Exercise description:
Review the material and extract every line in which the word "الآية" occurs.

start Data entries

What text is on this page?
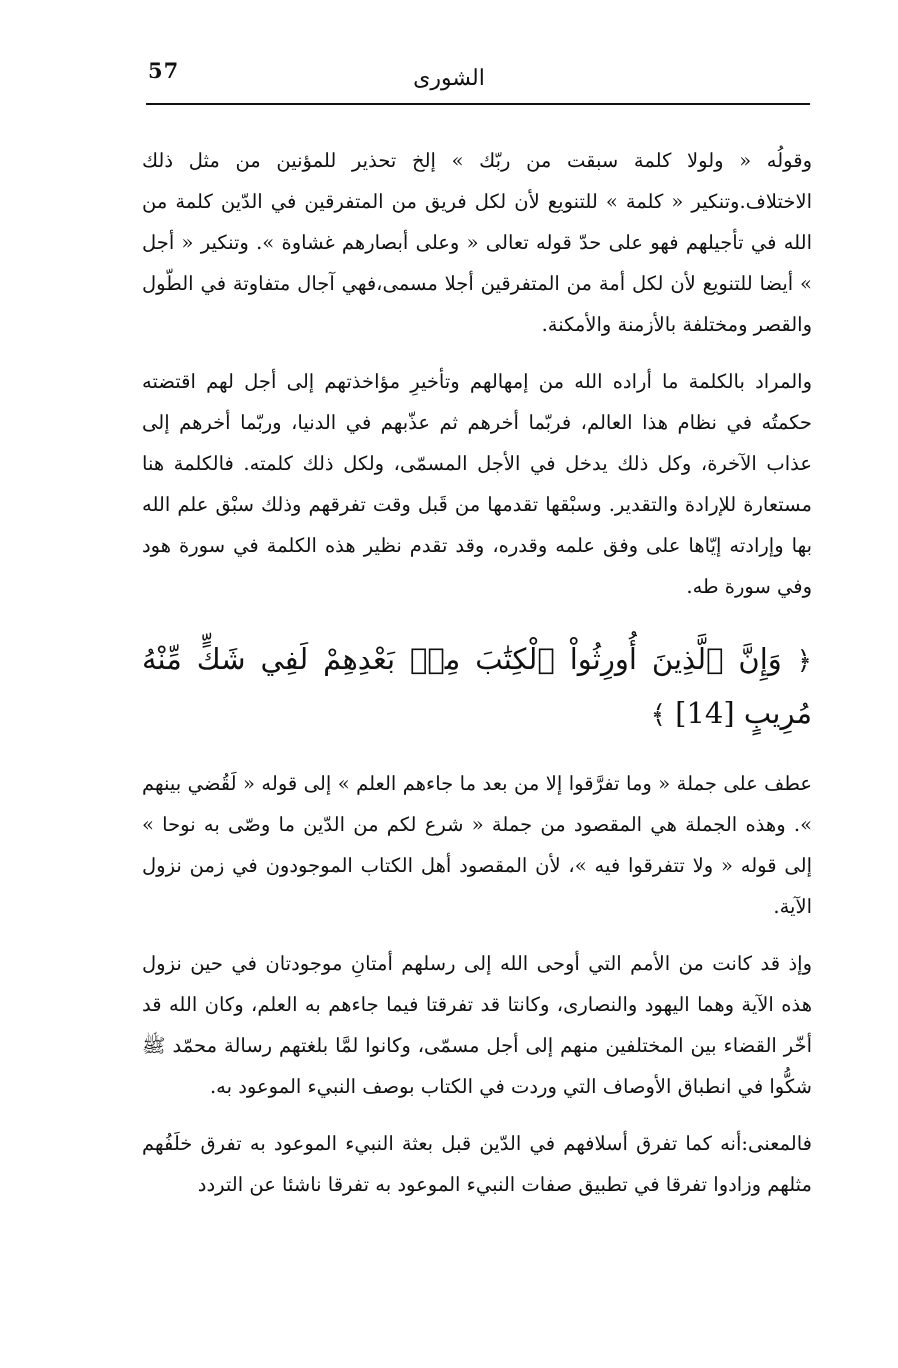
57	الشورى

وقولُه « ولولا كلمة سبقت من ربّك » إلخ تحذير للمؤنين من مثل ذلك الاختلاف.وتنكير « كلمة » للتنويع لأن لكل فريق من المتفرقين في الدّين كلمة من الله في تأجيلهم فهو على حدّ قوله تعالى « وعلى أبصارهم غشاوة ». وتنكير « أجل » أيضا للتنويع لأن لكل أمة من المتفرقين أجلا مسمى،فهي آجال متفاوتة في الطّول والقصر ومختلفة بالأزمنة والأمكنة.

والمراد بالكلمة ما أراده الله من إمهالهم وتأخيرِ مؤاخذتهم إلى أجل لهم اقتضته حكمتُه في نظام هذا العالم، فربّما أخرهم ثم عذّبهم في الدنيا، وربّما أخرهم إلى عذاب الآخرة، وكل ذلك يدخل في الأجل المسمّى، ولكل ذلك كلمته. فالكلمة هنا مستعارة للإرادة والتقدير. وسبْقها تقدمها من قَبل وقت تفرقهم وذلك سبْق علم الله بها وإرادته إيّاها على وفق علمه وقدره، وقد تقدم نظير هذه الكلمة في سورة هود وفي سورة طه.

﴿ وَإِنَّ ٱلَّذِينَ أُورِثُواْ ٱلْكِتَٰبَ مِنۢ بَعْدِهِمْ لَفِي شَكٍّ مِّنْهُ مُرِيبٍ [14] ﴾

عطف على جملة « وما تفرَّقوا إلا من بعد ما جاءهم العلم » إلى قوله « لَقُضي بينهم ». وهذه الجملة هي المقصود من جملة « شرع لكم من الدّين ما وصّى به نوحا » إلى قوله « ولا تتفرقوا فيه »، لأن المقصود أهل الكتاب الموجودون في زمن نزول الآية.

وإذ قد كانت من الأمم التي أوحى الله إلى رسلهم أمتانِ موجودتان في حين نزول هذه الآية وهما اليهود والنصارى، وكانتا قد تفرقتا فيما جاءهم به العلم، وكان الله قد أخّر القضاء بين المختلفين منهم إلى أجل مسمّى، وكانوا لمَّا بلغتهم رسالة محمّد ﷺ شكُّوا في انطباق الأوصاف التي وردت في الكتاب بوصف النبيء الموعود به.

فالمعنى:أنه كما تفرق أسلافهم في الدّين قبل بعثة النبيء الموعود به تفرق خلَفُهم مثلهم وزادوا تفرقا في تطبيق صفات النبيء الموعود به تفرقا ناشئا عن التردد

end Data entries

Solution:
عطف على جملة « وما تفرَّقوا إلا من بعد ما جاءهم العلم » إلى قوله « لَقُضي بينهم ». وهذه الجملة هي المقصود من جملة « شرع لكم من الدّين ما وصّى به نوحا » إلى قوله « ولا تتفرقوا فيه »، لأن المقصود أهل الكتاب الموجودون في زمن نزول الآية.
وإذ قد كانت من الأمم التي أوحى الله إلى رسلهم أمتانِ موجودتان في حين نزول هذه الآية وهما اليهود والنصارى، وكانتا قد تفرقتا فيما جاءهم به العلم، وكان الله قد أخّر القضاء بين المختلفين منهم إلى أجل مسمّى، وكانوا لمَّا بلغتهم رسالة محمّد ﷺ شكُّوا في انطباق الأوصاف التي وردت في الكتاب بوصف النبيء الموعود به.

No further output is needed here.